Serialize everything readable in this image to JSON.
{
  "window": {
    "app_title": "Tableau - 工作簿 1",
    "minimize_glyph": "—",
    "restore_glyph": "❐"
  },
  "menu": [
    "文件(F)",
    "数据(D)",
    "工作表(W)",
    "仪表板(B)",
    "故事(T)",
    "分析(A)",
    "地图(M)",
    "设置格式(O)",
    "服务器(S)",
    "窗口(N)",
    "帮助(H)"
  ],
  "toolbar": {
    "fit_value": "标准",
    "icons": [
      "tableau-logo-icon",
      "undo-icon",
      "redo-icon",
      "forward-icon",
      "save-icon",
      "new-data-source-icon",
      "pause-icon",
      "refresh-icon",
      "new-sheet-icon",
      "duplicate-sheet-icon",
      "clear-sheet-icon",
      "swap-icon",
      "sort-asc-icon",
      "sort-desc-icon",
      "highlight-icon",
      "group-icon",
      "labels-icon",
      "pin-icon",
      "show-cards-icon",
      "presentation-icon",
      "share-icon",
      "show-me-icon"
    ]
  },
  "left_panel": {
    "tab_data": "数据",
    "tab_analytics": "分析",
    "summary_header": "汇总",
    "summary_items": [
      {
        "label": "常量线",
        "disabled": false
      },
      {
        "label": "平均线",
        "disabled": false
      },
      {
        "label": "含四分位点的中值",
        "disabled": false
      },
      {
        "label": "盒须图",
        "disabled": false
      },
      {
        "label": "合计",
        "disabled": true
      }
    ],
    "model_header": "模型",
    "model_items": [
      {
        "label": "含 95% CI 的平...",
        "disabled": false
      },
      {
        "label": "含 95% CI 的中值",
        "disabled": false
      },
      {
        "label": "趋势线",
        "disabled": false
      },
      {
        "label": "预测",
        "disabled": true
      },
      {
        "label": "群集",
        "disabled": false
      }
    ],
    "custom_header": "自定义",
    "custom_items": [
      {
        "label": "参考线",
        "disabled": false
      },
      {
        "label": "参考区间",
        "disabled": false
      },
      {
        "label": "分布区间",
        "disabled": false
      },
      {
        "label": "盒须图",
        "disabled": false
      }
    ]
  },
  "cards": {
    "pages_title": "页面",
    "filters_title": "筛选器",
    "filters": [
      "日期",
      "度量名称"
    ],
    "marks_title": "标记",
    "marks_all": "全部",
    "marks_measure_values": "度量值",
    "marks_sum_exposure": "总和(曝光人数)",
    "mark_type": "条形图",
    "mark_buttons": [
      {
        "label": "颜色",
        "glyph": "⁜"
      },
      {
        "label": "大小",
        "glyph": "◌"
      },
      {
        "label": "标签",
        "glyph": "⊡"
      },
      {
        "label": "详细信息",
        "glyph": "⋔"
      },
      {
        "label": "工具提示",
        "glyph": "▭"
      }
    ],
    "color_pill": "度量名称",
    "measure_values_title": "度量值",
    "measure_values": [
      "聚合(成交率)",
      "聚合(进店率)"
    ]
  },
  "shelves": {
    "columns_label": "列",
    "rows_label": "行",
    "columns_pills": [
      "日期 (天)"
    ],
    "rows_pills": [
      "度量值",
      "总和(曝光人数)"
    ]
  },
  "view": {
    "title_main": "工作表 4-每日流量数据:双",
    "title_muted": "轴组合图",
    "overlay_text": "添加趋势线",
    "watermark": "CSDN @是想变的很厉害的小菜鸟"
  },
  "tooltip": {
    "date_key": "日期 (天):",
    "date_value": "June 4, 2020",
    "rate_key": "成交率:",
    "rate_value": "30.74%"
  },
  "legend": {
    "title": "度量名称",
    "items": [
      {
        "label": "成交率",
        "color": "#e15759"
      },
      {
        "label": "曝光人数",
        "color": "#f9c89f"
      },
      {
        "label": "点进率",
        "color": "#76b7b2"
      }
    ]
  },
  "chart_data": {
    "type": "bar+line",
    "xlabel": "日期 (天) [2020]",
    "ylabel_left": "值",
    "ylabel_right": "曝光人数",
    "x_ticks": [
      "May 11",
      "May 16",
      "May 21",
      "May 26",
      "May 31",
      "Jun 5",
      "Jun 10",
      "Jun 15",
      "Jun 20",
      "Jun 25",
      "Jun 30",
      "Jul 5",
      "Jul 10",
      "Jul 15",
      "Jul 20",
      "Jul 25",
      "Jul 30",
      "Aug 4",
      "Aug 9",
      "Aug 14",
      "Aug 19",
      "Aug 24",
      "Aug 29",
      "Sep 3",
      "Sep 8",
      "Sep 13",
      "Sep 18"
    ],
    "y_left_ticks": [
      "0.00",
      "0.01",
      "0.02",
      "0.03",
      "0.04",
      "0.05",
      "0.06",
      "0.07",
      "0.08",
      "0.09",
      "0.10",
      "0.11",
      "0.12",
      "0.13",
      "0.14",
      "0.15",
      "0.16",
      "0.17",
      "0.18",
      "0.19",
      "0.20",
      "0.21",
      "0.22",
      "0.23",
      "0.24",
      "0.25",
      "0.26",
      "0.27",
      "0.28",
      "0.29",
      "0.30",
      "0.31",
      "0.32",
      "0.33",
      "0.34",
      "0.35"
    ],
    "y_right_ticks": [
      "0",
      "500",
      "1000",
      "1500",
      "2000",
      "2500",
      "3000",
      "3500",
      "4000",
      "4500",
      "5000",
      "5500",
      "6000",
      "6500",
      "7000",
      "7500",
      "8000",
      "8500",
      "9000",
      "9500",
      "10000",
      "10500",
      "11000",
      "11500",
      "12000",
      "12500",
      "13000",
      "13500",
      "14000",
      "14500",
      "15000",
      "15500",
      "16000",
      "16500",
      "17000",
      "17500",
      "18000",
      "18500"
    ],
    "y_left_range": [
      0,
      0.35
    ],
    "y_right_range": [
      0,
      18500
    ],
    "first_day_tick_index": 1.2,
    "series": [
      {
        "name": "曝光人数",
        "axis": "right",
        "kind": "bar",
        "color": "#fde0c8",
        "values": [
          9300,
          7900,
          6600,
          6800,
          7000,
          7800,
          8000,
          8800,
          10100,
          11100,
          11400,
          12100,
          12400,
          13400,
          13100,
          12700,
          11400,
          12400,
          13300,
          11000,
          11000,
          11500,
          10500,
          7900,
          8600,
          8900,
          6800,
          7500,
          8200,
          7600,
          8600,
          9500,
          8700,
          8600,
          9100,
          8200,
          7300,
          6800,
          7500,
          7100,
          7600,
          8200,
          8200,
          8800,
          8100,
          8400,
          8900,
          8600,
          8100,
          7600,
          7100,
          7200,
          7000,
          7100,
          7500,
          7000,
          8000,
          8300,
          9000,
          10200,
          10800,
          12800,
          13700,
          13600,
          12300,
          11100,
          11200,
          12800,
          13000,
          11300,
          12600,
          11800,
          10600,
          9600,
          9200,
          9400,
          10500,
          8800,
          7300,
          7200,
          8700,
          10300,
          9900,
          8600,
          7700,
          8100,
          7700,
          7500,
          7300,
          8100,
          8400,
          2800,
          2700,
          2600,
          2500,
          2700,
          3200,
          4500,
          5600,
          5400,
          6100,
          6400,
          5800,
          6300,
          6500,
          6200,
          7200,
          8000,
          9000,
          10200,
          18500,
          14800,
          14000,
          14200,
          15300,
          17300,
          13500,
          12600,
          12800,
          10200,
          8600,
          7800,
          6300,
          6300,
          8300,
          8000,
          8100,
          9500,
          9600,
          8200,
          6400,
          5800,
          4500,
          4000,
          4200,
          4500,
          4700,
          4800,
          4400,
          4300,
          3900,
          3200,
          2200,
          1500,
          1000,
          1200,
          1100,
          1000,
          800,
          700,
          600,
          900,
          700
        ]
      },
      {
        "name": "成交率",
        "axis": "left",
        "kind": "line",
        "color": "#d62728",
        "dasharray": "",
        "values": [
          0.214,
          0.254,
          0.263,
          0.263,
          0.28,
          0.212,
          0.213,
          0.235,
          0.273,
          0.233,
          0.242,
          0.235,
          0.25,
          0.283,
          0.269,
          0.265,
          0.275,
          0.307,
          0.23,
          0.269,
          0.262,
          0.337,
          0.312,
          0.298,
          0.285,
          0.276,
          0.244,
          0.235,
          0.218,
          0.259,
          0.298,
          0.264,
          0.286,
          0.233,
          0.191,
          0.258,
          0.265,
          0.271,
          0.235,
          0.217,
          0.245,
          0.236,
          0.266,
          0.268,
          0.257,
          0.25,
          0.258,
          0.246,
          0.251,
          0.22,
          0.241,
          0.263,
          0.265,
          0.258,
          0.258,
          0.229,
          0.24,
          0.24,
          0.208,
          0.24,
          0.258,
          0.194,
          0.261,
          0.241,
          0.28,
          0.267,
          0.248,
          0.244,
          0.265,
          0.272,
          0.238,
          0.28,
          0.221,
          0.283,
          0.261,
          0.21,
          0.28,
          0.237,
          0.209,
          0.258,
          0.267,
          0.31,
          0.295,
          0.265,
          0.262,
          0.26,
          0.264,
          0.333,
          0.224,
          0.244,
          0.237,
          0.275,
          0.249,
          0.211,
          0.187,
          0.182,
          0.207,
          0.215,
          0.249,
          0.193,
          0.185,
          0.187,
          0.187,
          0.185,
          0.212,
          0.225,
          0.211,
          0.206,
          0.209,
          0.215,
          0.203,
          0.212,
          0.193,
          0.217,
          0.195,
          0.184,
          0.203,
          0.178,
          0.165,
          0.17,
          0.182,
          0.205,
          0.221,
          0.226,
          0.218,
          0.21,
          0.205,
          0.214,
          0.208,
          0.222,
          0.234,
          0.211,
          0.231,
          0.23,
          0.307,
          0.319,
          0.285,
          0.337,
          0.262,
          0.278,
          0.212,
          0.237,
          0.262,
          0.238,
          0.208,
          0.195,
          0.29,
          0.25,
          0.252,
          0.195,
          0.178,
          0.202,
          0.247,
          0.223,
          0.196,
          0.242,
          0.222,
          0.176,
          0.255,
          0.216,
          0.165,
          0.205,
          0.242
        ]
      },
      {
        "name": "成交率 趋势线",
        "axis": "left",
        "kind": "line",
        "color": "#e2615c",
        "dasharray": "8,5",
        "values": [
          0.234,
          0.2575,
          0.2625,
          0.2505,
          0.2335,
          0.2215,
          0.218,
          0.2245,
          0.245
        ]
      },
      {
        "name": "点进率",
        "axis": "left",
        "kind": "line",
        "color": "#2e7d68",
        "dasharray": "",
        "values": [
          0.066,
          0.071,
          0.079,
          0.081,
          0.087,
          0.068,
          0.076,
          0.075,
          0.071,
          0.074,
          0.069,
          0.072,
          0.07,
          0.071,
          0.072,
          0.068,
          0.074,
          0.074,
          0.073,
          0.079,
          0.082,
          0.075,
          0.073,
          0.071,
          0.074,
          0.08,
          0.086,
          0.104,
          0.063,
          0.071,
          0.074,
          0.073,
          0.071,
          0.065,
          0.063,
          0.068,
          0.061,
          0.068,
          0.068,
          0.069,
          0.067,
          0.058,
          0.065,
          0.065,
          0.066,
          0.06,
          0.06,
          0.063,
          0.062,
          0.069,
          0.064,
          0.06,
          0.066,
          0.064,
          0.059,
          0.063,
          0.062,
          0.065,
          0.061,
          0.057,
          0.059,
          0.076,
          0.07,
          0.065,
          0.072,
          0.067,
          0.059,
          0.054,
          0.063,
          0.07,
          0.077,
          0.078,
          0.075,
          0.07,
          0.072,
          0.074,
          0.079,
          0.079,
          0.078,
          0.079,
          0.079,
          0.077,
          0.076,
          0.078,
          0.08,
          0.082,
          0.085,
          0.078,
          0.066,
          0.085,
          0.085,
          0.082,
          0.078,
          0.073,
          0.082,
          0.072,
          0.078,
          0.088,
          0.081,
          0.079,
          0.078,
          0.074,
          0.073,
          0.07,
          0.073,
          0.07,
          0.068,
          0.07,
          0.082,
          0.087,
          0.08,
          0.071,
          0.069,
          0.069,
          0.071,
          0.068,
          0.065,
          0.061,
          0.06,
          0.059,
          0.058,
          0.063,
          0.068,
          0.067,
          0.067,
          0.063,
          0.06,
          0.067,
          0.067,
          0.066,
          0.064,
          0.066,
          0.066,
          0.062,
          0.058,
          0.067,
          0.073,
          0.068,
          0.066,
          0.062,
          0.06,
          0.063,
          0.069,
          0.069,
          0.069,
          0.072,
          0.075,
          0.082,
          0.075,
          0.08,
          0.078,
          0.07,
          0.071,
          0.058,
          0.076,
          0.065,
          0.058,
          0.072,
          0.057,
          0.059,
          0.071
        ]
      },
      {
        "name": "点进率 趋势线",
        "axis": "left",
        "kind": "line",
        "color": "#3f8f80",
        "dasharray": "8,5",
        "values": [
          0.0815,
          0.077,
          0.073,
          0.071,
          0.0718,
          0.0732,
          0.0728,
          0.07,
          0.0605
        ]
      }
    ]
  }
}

EXERCISE DETAILS -
Show each line holding the word "sheet".

ANSWER IN FULL -
      "new-sheet-icon",
      "duplicate-sheet-icon",
      "clear-sheet-icon",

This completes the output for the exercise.